PROVIDED ENTRIES
# # # # #

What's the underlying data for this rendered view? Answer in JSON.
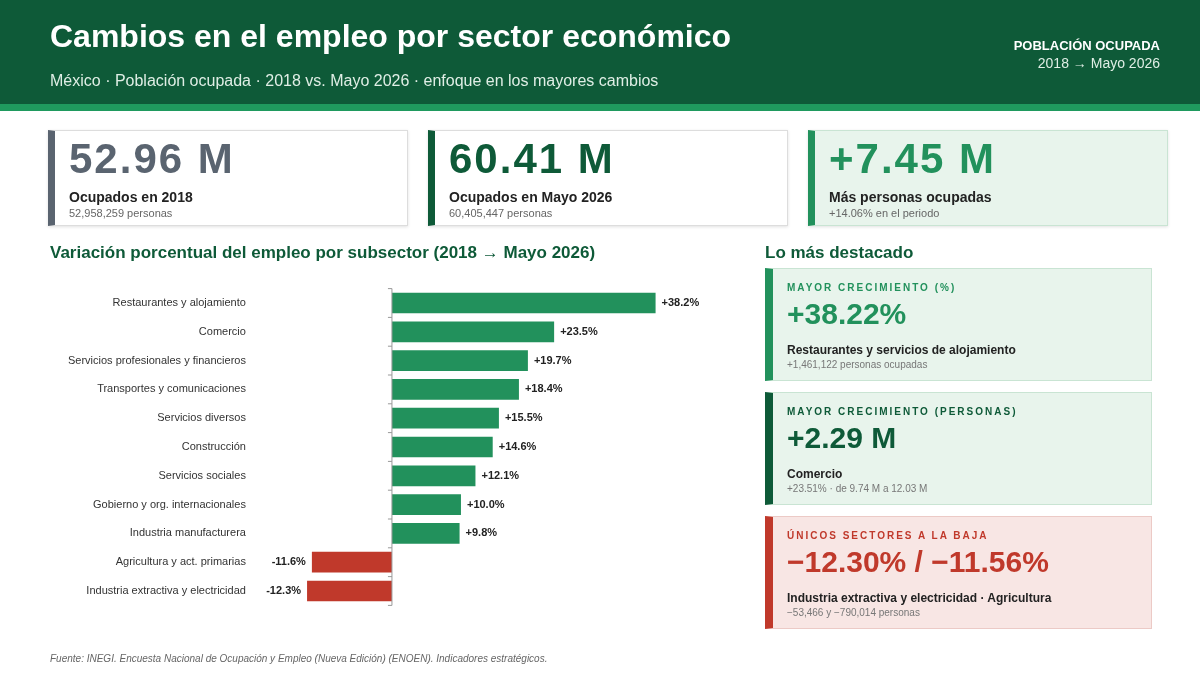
{
  "chart_data": [
    {
      "type": "other",
      "title": "Cambios en el empleo por sector económico",
      "subtitle": "México · Población ocupada · 2018 vs. Mayo 2026 · enfoque en los mayores cambios",
      "annotations": [
        "POBLACIÓN OCUPADA",
        "2018 → Mayo 2026",
        "52.96 M",
        "Ocupados en 2018",
        "52,958,259 personas",
        "60.41 M",
        "Ocupados en Mayo 2026",
        "60,405,447 personas",
        "+7.45 M",
        "Más personas ocupadas",
        "+14.06% en el periodo"
      ]
    },
    {
      "type": "bar",
      "orientation": "horizontal",
      "title": "Variación porcentual del empleo por subsector (2018 → Mayo 2026)",
      "categories": [
        "Restaurantes y alojamiento",
        "Comercio",
        "Servicios profesionales y financieros",
        "Transportes y comunicaciones",
        "Servicios diversos",
        "Construcción",
        "Servicios sociales",
        "Gobierno y org. internacionales",
        "Industria manufacturera",
        "Agricultura y act. primarias",
        "Industria extractiva y electricidad"
      ],
      "values": [
        38.2,
        23.5,
        19.7,
        18.4,
        15.5,
        14.6,
        12.1,
        10.0,
        9.8,
        -11.6,
        -12.3
      ],
      "value_labels": [
        "+38.2%",
        "+23.5%",
        "+19.7%",
        "+18.4%",
        "+15.5%",
        "+14.6%",
        "+12.1%",
        "+10.0%",
        "+9.8%",
        "-11.6%",
        "-12.3%"
      ],
      "colors": [
        "#22915c",
        "#22915c",
        "#22915c",
        "#22915c",
        "#22915c",
        "#22915c",
        "#22915c",
        "#22915c",
        "#22915c",
        "#c0392b",
        "#c0392b"
      ],
      "grid": false,
      "legend": false,
      "tick_labels": "y",
      "annotations": [
        "Fuente: INEGI. Encuesta Nacional de Ocupación y Empleo (Nueva Edición) (ENOEN). Indicadores estratégicos."
      ]
    },
    {
      "type": "other",
      "title": "Lo más destacado",
      "annotations": [
        "MAYOR CRECIMIENTO (%)",
        "+38.22%",
        "Restaurantes y servicios de alojamiento",
        "+1,461,122 personas ocupadas",
        "MAYOR CRECIMIENTO (PERSONAS)",
        "+2.29 M",
        "Comercio",
        "+23.51% · de 9.74 M a 12.03 M",
        "ÚNICOS SECTORES A LA BAJA",
        "−12.30% / −11.56%",
        "Industria extractiva y electricidad · Agricultura",
        "−53,466 y −790,014 personas"
      ]
    }
  ]
}
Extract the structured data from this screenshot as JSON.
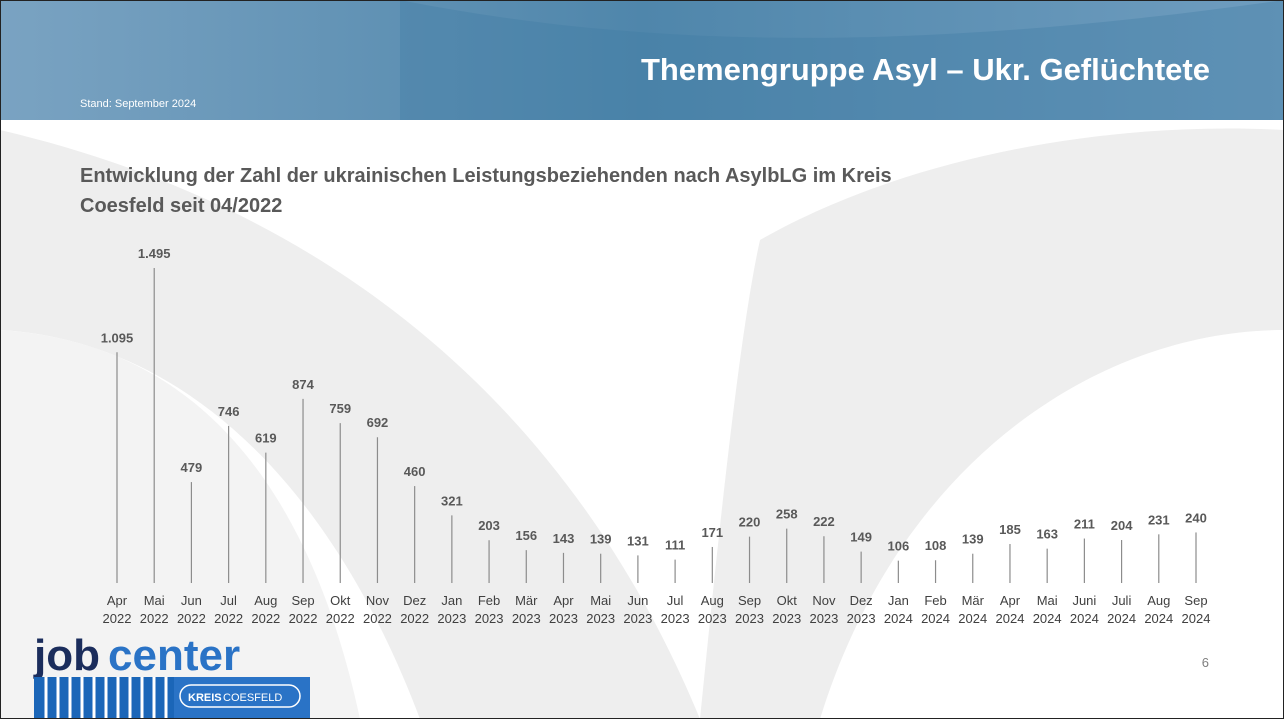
{
  "header": {
    "title": "Themengruppe Asyl – Ukr. Geflüchtete",
    "stand": "Stand: September 2024"
  },
  "chart_data": {
    "type": "bar",
    "title_lines": [
      "Entwicklung der Zahl der ukrainischen Leistungsbeziehenden nach AsylbLG im Kreis",
      "Coesfeld seit 04/2022"
    ],
    "categories": [
      "Apr 2022",
      "Mai 2022",
      "Jun 2022",
      "Jul 2022",
      "Aug 2022",
      "Sep 2022",
      "Okt 2022",
      "Nov 2022",
      "Dez 2022",
      "Jan 2023",
      "Feb 2023",
      "Mär 2023",
      "Apr 2023",
      "Mai 2023",
      "Jun 2023",
      "Jul 2023",
      "Aug 2023",
      "Sep 2023",
      "Okt 2023",
      "Nov 2023",
      "Dez 2023",
      "Jan 2024",
      "Feb 2024",
      "Mär 2024",
      "Apr 2024",
      "Mai 2024",
      "Juni 2024",
      "Juli 2024",
      "Aug 2024",
      "Sep 2024"
    ],
    "values": [
      1095,
      1495,
      479,
      746,
      619,
      874,
      759,
      692,
      460,
      321,
      203,
      156,
      143,
      139,
      131,
      111,
      171,
      220,
      258,
      222,
      149,
      106,
      108,
      139,
      185,
      163,
      211,
      204,
      231,
      240
    ],
    "value_labels": [
      "1.095",
      "1.495",
      "479",
      "746",
      "619",
      "874",
      "759",
      "692",
      "460",
      "321",
      "203",
      "156",
      "143",
      "139",
      "131",
      "111",
      "171",
      "220",
      "258",
      "222",
      "149",
      "106",
      "108",
      "139",
      "185",
      "163",
      "211",
      "204",
      "231",
      "240"
    ],
    "color": "#8c8c8c"
  },
  "footer": {
    "logo_job": "job",
    "logo_center": "center",
    "logo_kreis": "KREIS",
    "logo_coesfeld": "COESFELD",
    "page": "6"
  }
}
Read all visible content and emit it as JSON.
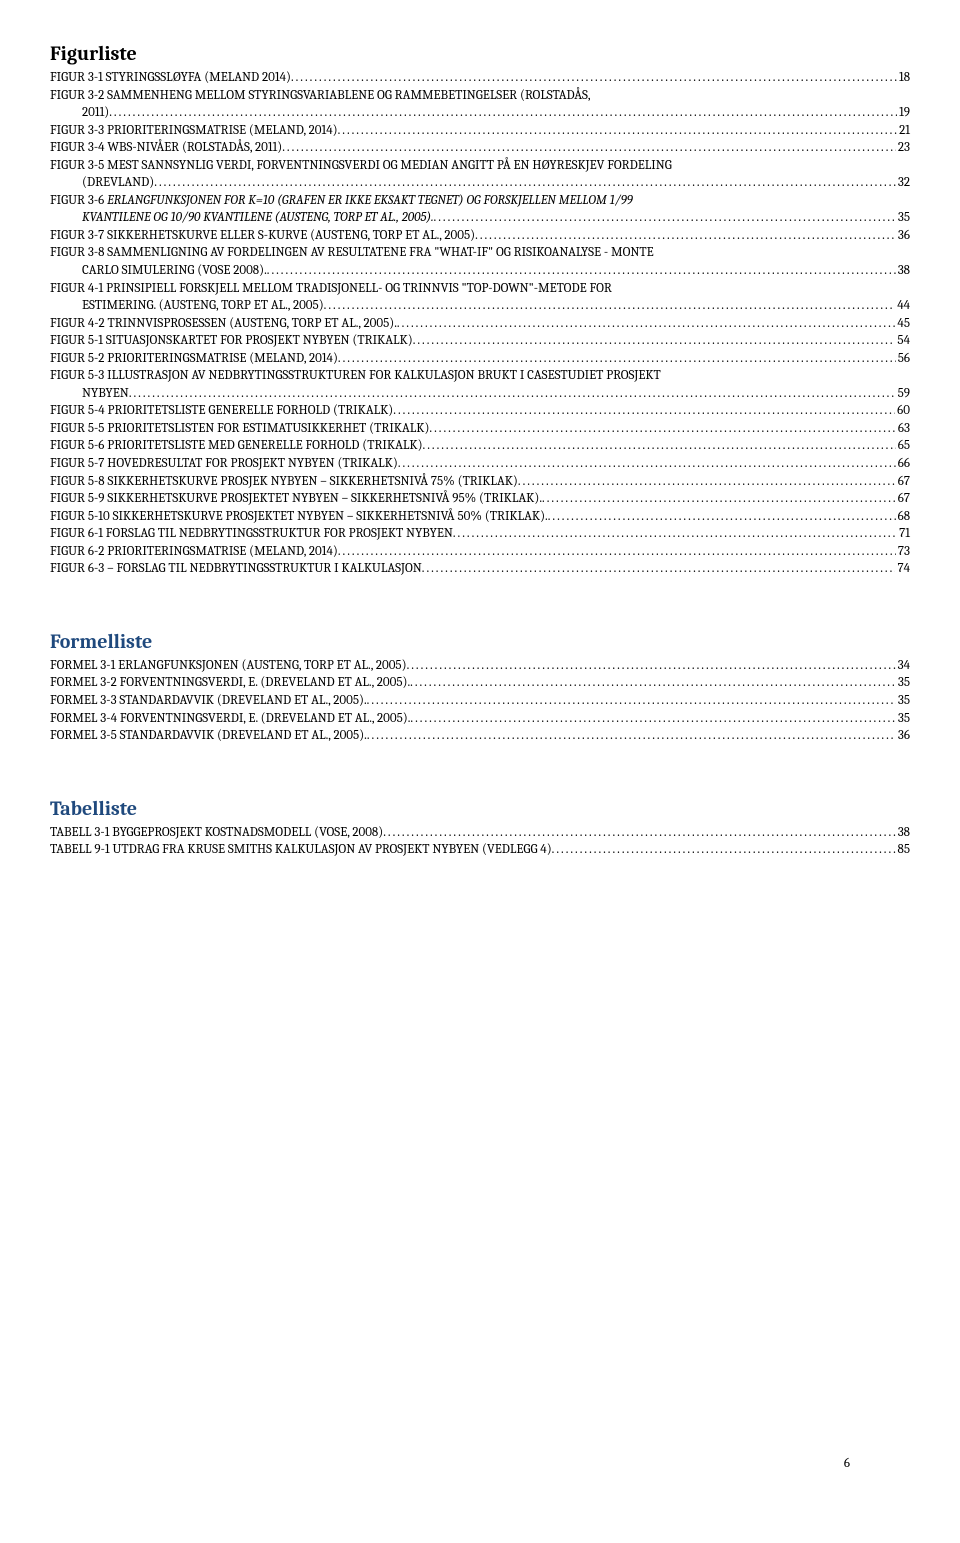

# # # # #

REQUIREMENTS
Leave out the pictures and transcribe the entries above exactly.

ANSWER TO THIS EXERCISE
What's the underlying data for this rendered view? Answer in JSON.
{
  "chart_data": [
    {
      "type": "other",
      "title": "Cambios en el empleo por sector económico",
      "subtitle": "México · Población ocupada · 2018 vs. Mayo 2026 · enfoque en los mayores cambios",
      "annotations": [
        "POBLACIÓN OCUPADA",
        "2018 → Mayo 2026",
        "52.96 M",
        "Ocupados en 2018",
        "52,958,259 personas",
        "60.41 M",
        "Ocupados en Mayo 2026",
        "60,405,447 personas",
        "+7.45 M",
        "Más personas ocupadas",
        "+14.06% en el periodo"
      ]
    },
    {
      "type": "bar",
      "orientation": "horizontal",
      "title": "Variación porcentual del empleo por subsector (2018 → Mayo 2026)",
      "categories": [
        "Restaurantes y alojamiento",
        "Comercio",
        "Servicios profesionales y financieros",
        "Transportes y comunicaciones",
        "Servicios diversos",
        "Construcción",
        "Servicios sociales",
        "Gobierno y org. internacionales",
        "Industria manufacturera",
        "Agricultura y act. primarias",
        "Industria extractiva y electricidad"
      ],
      "values": [
        38.2,
        23.5,
        19.7,
        18.4,
        15.5,
        14.6,
        12.1,
        10.0,
        9.8,
        -11.6,
        -12.3
      ],
      "value_labels": [
        "+38.2%",
        "+23.5%",
        "+19.7%",
        "+18.4%",
        "+15.5%",
        "+14.6%",
        "+12.1%",
        "+10.0%",
        "+9.8%",
        "-11.6%",
        "-12.3%"
      ],
      "colors": [
        "#22915c",
        "#22915c",
        "#22915c",
        "#22915c",
        "#22915c",
        "#22915c",
        "#22915c",
        "#22915c",
        "#22915c",
        "#c0392b",
        "#c0392b"
      ],
      "grid": false,
      "legend": false,
      "tick_labels": "y",
      "annotations": [
        "Fuente: INEGI. Encuesta Nacional de Ocupación y Empleo (Nueva Edición) (ENOEN). Indicadores estratégicos."
      ]
    },
    {
      "type": "other",
      "title": "Lo más destacado",
      "annotations": [
        "MAYOR CRECIMIENTO (%)",
        "+38.22%",
        "Restaurantes y servicios de alojamiento",
        "+1,461,122 personas ocupadas",
        "MAYOR CRECIMIENTO (PERSONAS)",
        "+2.29 M",
        "Comercio",
        "+23.51% · de 9.74 M a 12.03 M",
        "ÚNICOS SECTORES A LA BAJA",
        "−12.30% / −11.56%",
        "Industria extractiva y electricidad · Agricultura",
        "−53,466 y −790,014 personas"
      ]
    }
  ]
}
Extract the structured data from this screenshot as JSON.
{
  "header": {
    "title": "Themengruppe Asyl – Ukr. Geflüchtete",
    "stand": "Stand: September 2024"
  },
  "chart_data": {
    "type": "bar",
    "title_lines": [
      "Entwicklung der Zahl der ukrainischen Leistungsbeziehenden nach AsylbLG im Kreis",
      "Coesfeld seit 04/2022"
    ],
    "categories": [
      "Apr 2022",
      "Mai 2022",
      "Jun 2022",
      "Jul 2022",
      "Aug 2022",
      "Sep 2022",
      "Okt 2022",
      "Nov 2022",
      "Dez 2022",
      "Jan 2023",
      "Feb 2023",
      "Mär 2023",
      "Apr 2023",
      "Mai 2023",
      "Jun 2023",
      "Jul 2023",
      "Aug 2023",
      "Sep 2023",
      "Okt 2023",
      "Nov 2023",
      "Dez 2023",
      "Jan 2024",
      "Feb 2024",
      "Mär 2024",
      "Apr 2024",
      "Mai 2024",
      "Juni 2024",
      "Juli 2024",
      "Aug 2024",
      "Sep 2024"
    ],
    "values": [
      1095,
      1495,
      479,
      746,
      619,
      874,
      759,
      692,
      460,
      321,
      203,
      156,
      143,
      139,
      131,
      111,
      171,
      220,
      258,
      222,
      149,
      106,
      108,
      139,
      185,
      163,
      211,
      204,
      231,
      240
    ],
    "value_labels": [
      "1.095",
      "1.495",
      "479",
      "746",
      "619",
      "874",
      "759",
      "692",
      "460",
      "321",
      "203",
      "156",
      "143",
      "139",
      "131",
      "111",
      "171",
      "220",
      "258",
      "222",
      "149",
      "106",
      "108",
      "139",
      "185",
      "163",
      "211",
      "204",
      "231",
      "240"
    ],
    "color": "#8c8c8c"
  },
  "footer": {
    "logo_job": "job",
    "logo_center": "center",
    "logo_kreis": "KREIS",
    "logo_coesfeld": "COESFELD",
    "page": "6"
  }
}
Read all visible content and emit it as JSON.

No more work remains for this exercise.